▸ What to produce
Give the total number of lines with the word "Price" in them, and no other words.

-- START OF Stored records --

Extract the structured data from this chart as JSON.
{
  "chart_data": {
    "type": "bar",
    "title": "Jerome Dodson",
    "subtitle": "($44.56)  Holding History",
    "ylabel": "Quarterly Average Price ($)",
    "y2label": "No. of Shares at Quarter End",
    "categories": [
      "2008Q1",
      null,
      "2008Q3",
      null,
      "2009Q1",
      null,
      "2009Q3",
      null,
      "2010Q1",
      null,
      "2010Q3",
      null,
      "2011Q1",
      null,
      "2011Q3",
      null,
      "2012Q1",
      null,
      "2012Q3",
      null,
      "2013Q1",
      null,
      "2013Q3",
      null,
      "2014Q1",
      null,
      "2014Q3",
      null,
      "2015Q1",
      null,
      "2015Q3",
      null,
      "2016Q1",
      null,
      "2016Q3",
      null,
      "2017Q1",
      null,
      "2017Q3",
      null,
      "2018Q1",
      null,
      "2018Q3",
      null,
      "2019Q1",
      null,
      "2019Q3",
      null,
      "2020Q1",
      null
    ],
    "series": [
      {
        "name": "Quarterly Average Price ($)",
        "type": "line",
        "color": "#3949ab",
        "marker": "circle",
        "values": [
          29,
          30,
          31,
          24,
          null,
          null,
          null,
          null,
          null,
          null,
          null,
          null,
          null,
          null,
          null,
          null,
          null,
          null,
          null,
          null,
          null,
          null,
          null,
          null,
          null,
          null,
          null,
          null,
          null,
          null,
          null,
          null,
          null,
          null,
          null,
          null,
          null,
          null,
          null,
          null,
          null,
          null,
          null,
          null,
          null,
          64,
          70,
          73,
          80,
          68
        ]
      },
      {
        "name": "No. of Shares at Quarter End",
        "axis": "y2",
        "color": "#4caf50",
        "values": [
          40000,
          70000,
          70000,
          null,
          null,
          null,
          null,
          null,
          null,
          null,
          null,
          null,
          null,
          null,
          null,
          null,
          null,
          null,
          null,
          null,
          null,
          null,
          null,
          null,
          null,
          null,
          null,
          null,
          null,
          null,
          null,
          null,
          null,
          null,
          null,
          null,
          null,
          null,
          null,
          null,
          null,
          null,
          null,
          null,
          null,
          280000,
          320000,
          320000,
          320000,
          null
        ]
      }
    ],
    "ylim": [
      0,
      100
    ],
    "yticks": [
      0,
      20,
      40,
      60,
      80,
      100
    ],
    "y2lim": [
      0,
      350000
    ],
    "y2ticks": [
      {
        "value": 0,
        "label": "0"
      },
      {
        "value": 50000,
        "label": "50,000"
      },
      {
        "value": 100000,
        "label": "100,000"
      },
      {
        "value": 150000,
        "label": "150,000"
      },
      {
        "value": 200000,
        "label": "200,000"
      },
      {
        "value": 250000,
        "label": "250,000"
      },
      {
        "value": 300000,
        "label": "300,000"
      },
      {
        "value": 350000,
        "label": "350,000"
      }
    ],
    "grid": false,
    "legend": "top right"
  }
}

-- END OF Stored records --

▸ Exercise result
2